> _TASK PROMPT_:
The listing must be reproduced in full, exactly as it stands.

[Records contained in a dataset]
******

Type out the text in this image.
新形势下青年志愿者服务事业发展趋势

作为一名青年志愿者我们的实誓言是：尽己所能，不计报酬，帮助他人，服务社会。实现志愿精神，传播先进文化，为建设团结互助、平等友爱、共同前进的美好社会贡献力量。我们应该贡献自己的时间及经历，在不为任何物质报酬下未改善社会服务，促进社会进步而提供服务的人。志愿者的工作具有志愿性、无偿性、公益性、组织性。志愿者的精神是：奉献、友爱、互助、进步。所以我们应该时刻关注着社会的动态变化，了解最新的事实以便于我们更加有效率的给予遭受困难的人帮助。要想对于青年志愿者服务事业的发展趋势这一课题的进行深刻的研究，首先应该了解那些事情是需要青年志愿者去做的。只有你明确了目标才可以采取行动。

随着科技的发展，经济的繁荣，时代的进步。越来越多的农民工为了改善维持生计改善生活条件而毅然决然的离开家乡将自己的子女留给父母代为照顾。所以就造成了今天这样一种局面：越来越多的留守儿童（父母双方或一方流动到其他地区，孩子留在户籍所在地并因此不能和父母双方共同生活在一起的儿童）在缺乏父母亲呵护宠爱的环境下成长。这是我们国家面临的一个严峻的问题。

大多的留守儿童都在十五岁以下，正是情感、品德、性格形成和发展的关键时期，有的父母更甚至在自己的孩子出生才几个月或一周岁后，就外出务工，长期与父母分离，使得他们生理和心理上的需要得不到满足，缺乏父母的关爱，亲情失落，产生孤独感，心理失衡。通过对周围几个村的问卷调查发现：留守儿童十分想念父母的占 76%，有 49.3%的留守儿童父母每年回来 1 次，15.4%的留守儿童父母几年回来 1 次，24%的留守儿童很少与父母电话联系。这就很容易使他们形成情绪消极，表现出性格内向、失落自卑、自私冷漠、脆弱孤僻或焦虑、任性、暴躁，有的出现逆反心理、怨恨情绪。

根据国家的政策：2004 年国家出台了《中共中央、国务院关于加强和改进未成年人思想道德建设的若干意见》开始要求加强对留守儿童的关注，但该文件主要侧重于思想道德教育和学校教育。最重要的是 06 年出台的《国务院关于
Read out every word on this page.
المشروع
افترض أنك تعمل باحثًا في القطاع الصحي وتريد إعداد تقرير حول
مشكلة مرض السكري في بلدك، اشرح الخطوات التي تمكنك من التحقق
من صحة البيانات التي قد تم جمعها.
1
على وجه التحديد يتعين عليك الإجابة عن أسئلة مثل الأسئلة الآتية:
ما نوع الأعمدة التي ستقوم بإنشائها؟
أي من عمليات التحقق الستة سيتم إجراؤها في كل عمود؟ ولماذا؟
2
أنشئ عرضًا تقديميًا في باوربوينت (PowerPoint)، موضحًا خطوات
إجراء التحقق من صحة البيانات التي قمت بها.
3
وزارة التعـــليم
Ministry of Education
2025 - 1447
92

******

> _REPLY_:
Type out the text in this image.
新形势下青年志愿者服务事业发展趋势

作为一名青年志愿者我们的实誓言是：尽己所能，不计报酬，帮助他人，服务社会。实现志愿精神，传播先进文化，为建设团结互助、平等友爱、共同前进的美好社会贡献力量。我们应该贡献自己的时间及经历，在不为任何物质报酬下未改善社会服务，促进社会进步而提供服务的人。志愿者的工作具有志愿性、无偿性、公益性、组织性。志愿者的精神是：奉献、友爱、互助、进步。所以我们应该时刻关注着社会的动态变化，了解最新的事实以便于我们更加有效率的给予遭受困难的人帮助。要想对于青年志愿者服务事业的发展趋势这一课题的进行深刻的研究，首先应该了解那些事情是需要青年志愿者去做的。只有你明确了目标才可以采取行动。

随着科技的发展，经济的繁荣，时代的进步。越来越多的农民工为了改善维持生计改善生活条件而毅然决然的离开家乡将自己的子女留给父母代为照顾。所以就造成了今天这样一种局面：越来越多的留守儿童（父母双方或一方流动到其他地区，孩子留在户籍所在地并因此不能和父母双方共同生活在一起的儿童）在缺乏父母亲呵护宠爱的环境下成长。这是我们国家面临的一个严峻的问题。

大多的留守儿童都在十五岁以下，正是情感、品德、性格形成和发展的关键时期，有的父母更甚至在自己的孩子出生才几个月或一周岁后，就外出务工，长期与父母分离，使得他们生理和心理上的需要得不到满足，缺乏父母的关爱，亲情失落，产生孤独感，心理失衡。通过对周围几个村的问卷调查发现：留守儿童十分想念父母的占 76%，有 49.3%的留守儿童父母每年回来 1 次，15.4%的留守儿童父母几年回来 1 次，24%的留守儿童很少与父母电话联系。这就很容易使他们形成情绪消极，表现出性格内向、失落自卑、自私冷漠、脆弱孤僻或焦虑、任性、暴躁，有的出现逆反心理、怨恨情绪。

根据国家的政策：2004 年国家出台了《中共中央、国务院关于加强和改进未成年人思想道德建设的若干意见》开始要求加强对留守儿童的关注，但该文件主要侧重于思想道德教育和学校教育。最重要的是 06 年出台的《国务院关于
Read out every word on this page.
المشروع
افترض أنك تعمل باحثًا في القطاع الصحي وتريد إعداد تقرير حول
مشكلة مرض السكري في بلدك، اشرح الخطوات التي تمكنك من التحقق
من صحة البيانات التي قد تم جمعها.
1
على وجه التحديد يتعين عليك الإجابة عن أسئلة مثل الأسئلة الآتية:
ما نوع الأعمدة التي ستقوم بإنشائها؟
أي من عمليات التحقق الستة سيتم إجراؤها في كل عمود؟ ولماذا؟
2
أنشئ عرضًا تقديميًا في باوربوينت (PowerPoint)، موضحًا خطوات
إجراء التحقق من صحة البيانات التي قمت بها.
3
وزارة التعـــليم
Ministry of Education
2025 - 1447
92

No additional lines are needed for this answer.